→ **GOAL OF THE EXERCISE**
Transcribe the whole listing below without changing a word, but leave out every image.

[Stored data]
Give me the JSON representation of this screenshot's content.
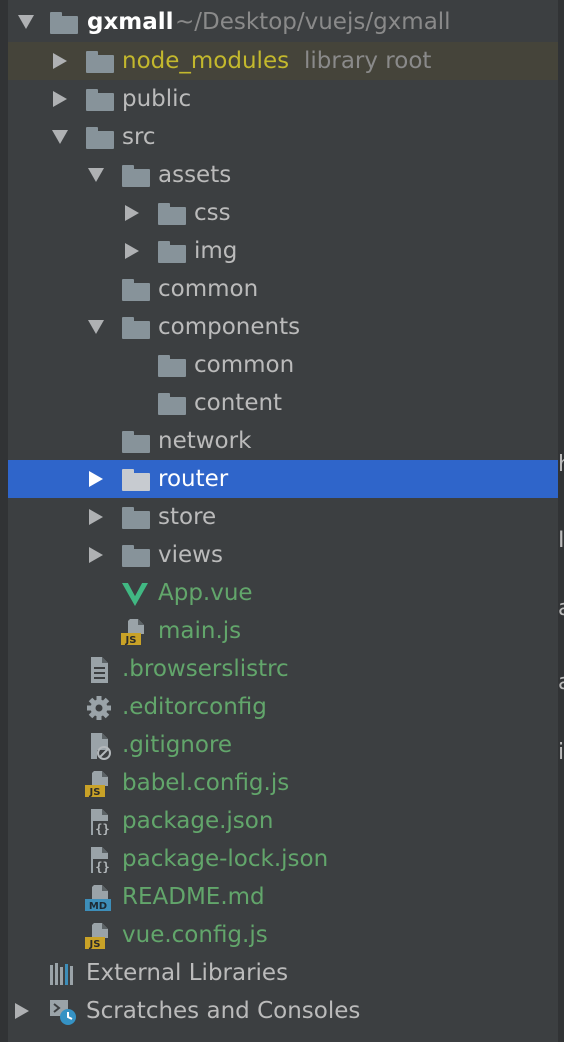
{
  "project": {
    "name": "gxmall",
    "path": "~/Desktop/vuejs/gxmall"
  },
  "items": {
    "node_modules": {
      "name": "node_modules",
      "note": "library root"
    },
    "public": {
      "name": "public"
    },
    "src": {
      "name": "src"
    },
    "assets": {
      "name": "assets"
    },
    "css": {
      "name": "css"
    },
    "img": {
      "name": "img"
    },
    "common": {
      "name": "common"
    },
    "components": {
      "name": "components"
    },
    "components_common": {
      "name": "common"
    },
    "components_content": {
      "name": "content"
    },
    "network": {
      "name": "network"
    },
    "router": {
      "name": "router"
    },
    "store": {
      "name": "store"
    },
    "views": {
      "name": "views"
    },
    "app_vue": {
      "name": "App.vue"
    },
    "main_js": {
      "name": "main.js"
    },
    "browserslistrc": {
      "name": ".browserslistrc"
    },
    "editorconfig": {
      "name": ".editorconfig"
    },
    "gitignore": {
      "name": ".gitignore"
    },
    "babel_config": {
      "name": "babel.config.js"
    },
    "package_json": {
      "name": "package.json"
    },
    "package_lock": {
      "name": "package-lock.json"
    },
    "readme": {
      "name": "README.md"
    },
    "vue_config": {
      "name": "vue.config.js"
    }
  },
  "external_libraries": "External Libraries",
  "scratches": "Scratches and Consoles",
  "badges": {
    "js": "JS",
    "md": "MD"
  },
  "colors": {
    "background": "#3c3f41",
    "selection": "#2f65ca",
    "excluded_row": "#45443a",
    "folder": "#87939a",
    "text": "#bbbbbb",
    "modified_green": "#62a66b",
    "excluded_yellow": "#c3b82d",
    "vue_green": "#41b883",
    "js_badge": "#c9a227",
    "md_badge": "#3d8eb9"
  },
  "edge_glyphs": [
    "h",
    "I",
    "a",
    "a",
    "i"
  ]
}
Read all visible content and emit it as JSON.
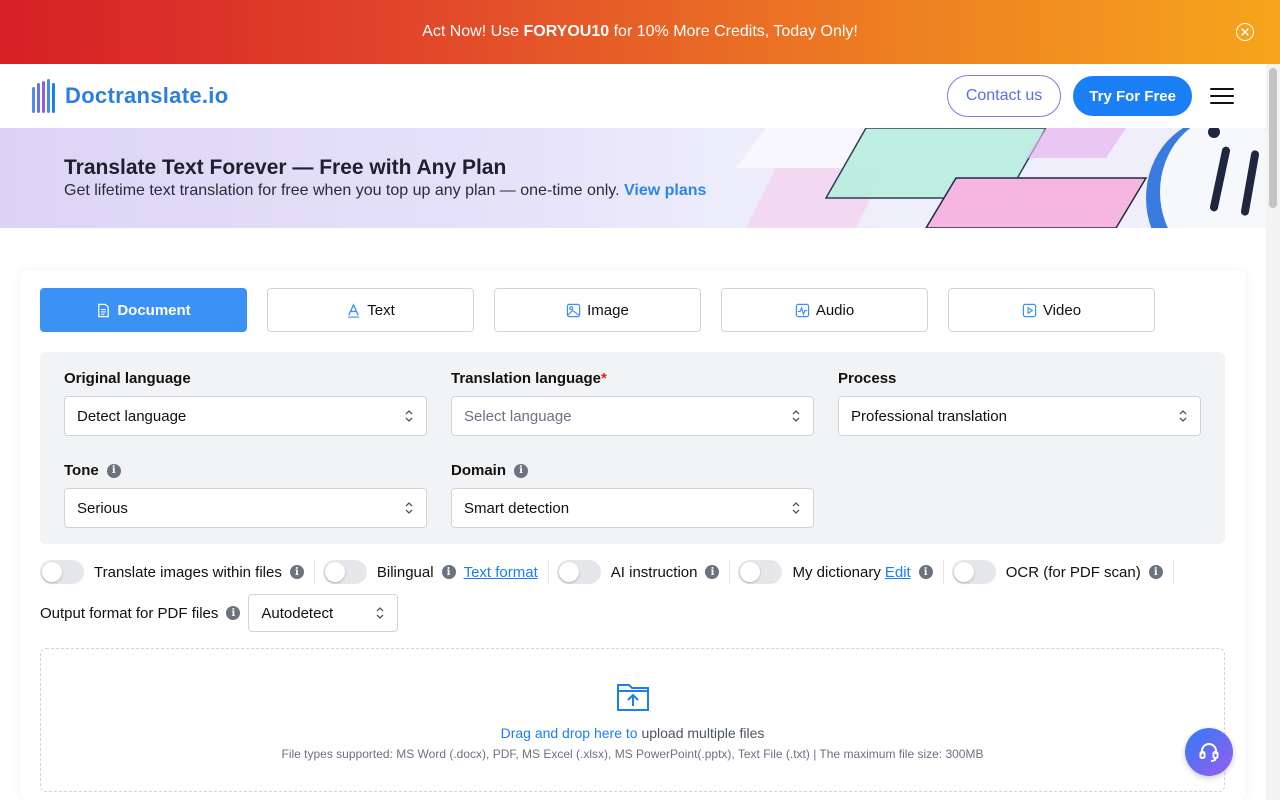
{
  "promo": {
    "text_before": "Act Now! Use ",
    "code": "FORYOU10",
    "text_after": " for 10% More Credits, Today Only!"
  },
  "header": {
    "logo_text": "Doctranslate.io",
    "contact_label": "Contact us",
    "try_label": "Try For Free"
  },
  "banner": {
    "title": "Translate Text Forever — Free with Any Plan",
    "subtitle": "Get lifetime text translation for free when you top up any plan — one-time only.",
    "link": "View plans"
  },
  "tabs": [
    {
      "label": "Document",
      "icon": "document-icon",
      "active": true
    },
    {
      "label": "Text",
      "icon": "text-icon",
      "active": false
    },
    {
      "label": "Image",
      "icon": "image-icon",
      "active": false
    },
    {
      "label": "Audio",
      "icon": "audio-icon",
      "active": false
    },
    {
      "label": "Video",
      "icon": "video-icon",
      "active": false
    }
  ],
  "fields": {
    "original_language": {
      "label": "Original language",
      "value": "Detect language"
    },
    "translation_language": {
      "label": "Translation language",
      "required_mark": "*",
      "placeholder": "Select language"
    },
    "process": {
      "label": "Process",
      "value": "Professional translation"
    },
    "tone": {
      "label": "Tone",
      "value": "Serious"
    },
    "domain": {
      "label": "Domain",
      "value": "Smart detection"
    }
  },
  "toggles": {
    "translate_images": "Translate images within files",
    "bilingual": "Bilingual",
    "text_format": "Text format",
    "ai_instruction": "AI instruction",
    "my_dictionary": "My dictionary",
    "edit": "Edit",
    "ocr": "OCR (for PDF scan)"
  },
  "pdf_output": {
    "label": "Output format for PDF files",
    "value": "Autodetect"
  },
  "dropzone": {
    "highlight": "Drag and drop here to",
    "rest": " upload multiple files",
    "supported": "File types supported: MS Word (.docx), PDF, MS Excel (.xlsx), MS PowerPoint(.pptx), Text File (.txt) | The maximum file size: 300MB"
  },
  "colors": {
    "brand_blue": "#1a7ef5",
    "tab_active": "#3c91f5",
    "promo_start": "#d61f26",
    "promo_end": "#f6a51c"
  }
}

→ **EXPECTED ANSWER**
Give me the JSON representation of this screenshot's content.
{
  "project": {
    "name": "gxmall",
    "path": "~/Desktop/vuejs/gxmall"
  },
  "items": {
    "node_modules": {
      "name": "node_modules",
      "note": "library root"
    },
    "public": {
      "name": "public"
    },
    "src": {
      "name": "src"
    },
    "assets": {
      "name": "assets"
    },
    "css": {
      "name": "css"
    },
    "img": {
      "name": "img"
    },
    "common": {
      "name": "common"
    },
    "components": {
      "name": "components"
    },
    "components_common": {
      "name": "common"
    },
    "components_content": {
      "name": "content"
    },
    "network": {
      "name": "network"
    },
    "router": {
      "name": "router"
    },
    "store": {
      "name": "store"
    },
    "views": {
      "name": "views"
    },
    "app_vue": {
      "name": "App.vue"
    },
    "main_js": {
      "name": "main.js"
    },
    "browserslistrc": {
      "name": ".browserslistrc"
    },
    "editorconfig": {
      "name": ".editorconfig"
    },
    "gitignore": {
      "name": ".gitignore"
    },
    "babel_config": {
      "name": "babel.config.js"
    },
    "package_json": {
      "name": "package.json"
    },
    "package_lock": {
      "name": "package-lock.json"
    },
    "readme": {
      "name": "README.md"
    },
    "vue_config": {
      "name": "vue.config.js"
    }
  },
  "external_libraries": "External Libraries",
  "scratches": "Scratches and Consoles",
  "badges": {
    "js": "JS",
    "md": "MD"
  },
  "colors": {
    "background": "#3c3f41",
    "selection": "#2f65ca",
    "excluded_row": "#45443a",
    "folder": "#87939a",
    "text": "#bbbbbb",
    "modified_green": "#62a66b",
    "excluded_yellow": "#c3b82d",
    "vue_green": "#41b883",
    "js_badge": "#c9a227",
    "md_badge": "#3d8eb9"
  },
  "edge_glyphs": [
    "h",
    "I",
    "a",
    "a",
    "i"
  ]
}
Read all visible content and emit it as JSON.
{
  "promo": {
    "text_before": "Act Now! Use ",
    "code": "FORYOU10",
    "text_after": " for 10% More Credits, Today Only!"
  },
  "header": {
    "logo_text": "Doctranslate.io",
    "contact_label": "Contact us",
    "try_label": "Try For Free"
  },
  "banner": {
    "title": "Translate Text Forever — Free with Any Plan",
    "subtitle": "Get lifetime text translation for free when you top up any plan — one-time only.",
    "link": "View plans"
  },
  "tabs": [
    {
      "label": "Document",
      "icon": "document-icon",
      "active": true
    },
    {
      "label": "Text",
      "icon": "text-icon",
      "active": false
    },
    {
      "label": "Image",
      "icon": "image-icon",
      "active": false
    },
    {
      "label": "Audio",
      "icon": "audio-icon",
      "active": false
    },
    {
      "label": "Video",
      "icon": "video-icon",
      "active": false
    }
  ],
  "fields": {
    "original_language": {
      "label": "Original language",
      "value": "Detect language"
    },
    "translation_language": {
      "label": "Translation language",
      "required_mark": "*",
      "placeholder": "Select language"
    },
    "process": {
      "label": "Process",
      "value": "Professional translation"
    },
    "tone": {
      "label": "Tone",
      "value": "Serious"
    },
    "domain": {
      "label": "Domain",
      "value": "Smart detection"
    }
  },
  "toggles": {
    "translate_images": "Translate images within files",
    "bilingual": "Bilingual",
    "text_format": "Text format",
    "ai_instruction": "AI instruction",
    "my_dictionary": "My dictionary",
    "edit": "Edit",
    "ocr": "OCR (for PDF scan)"
  },
  "pdf_output": {
    "label": "Output format for PDF files",
    "value": "Autodetect"
  },
  "dropzone": {
    "highlight": "Drag and drop here to",
    "rest": " upload multiple files",
    "supported": "File types supported: MS Word (.docx), PDF, MS Excel (.xlsx), MS PowerPoint(.pptx), Text File (.txt) | The maximum file size: 300MB"
  },
  "colors": {
    "brand_blue": "#1a7ef5",
    "tab_active": "#3c91f5",
    "promo_start": "#d61f26",
    "promo_end": "#f6a51c"
  }
}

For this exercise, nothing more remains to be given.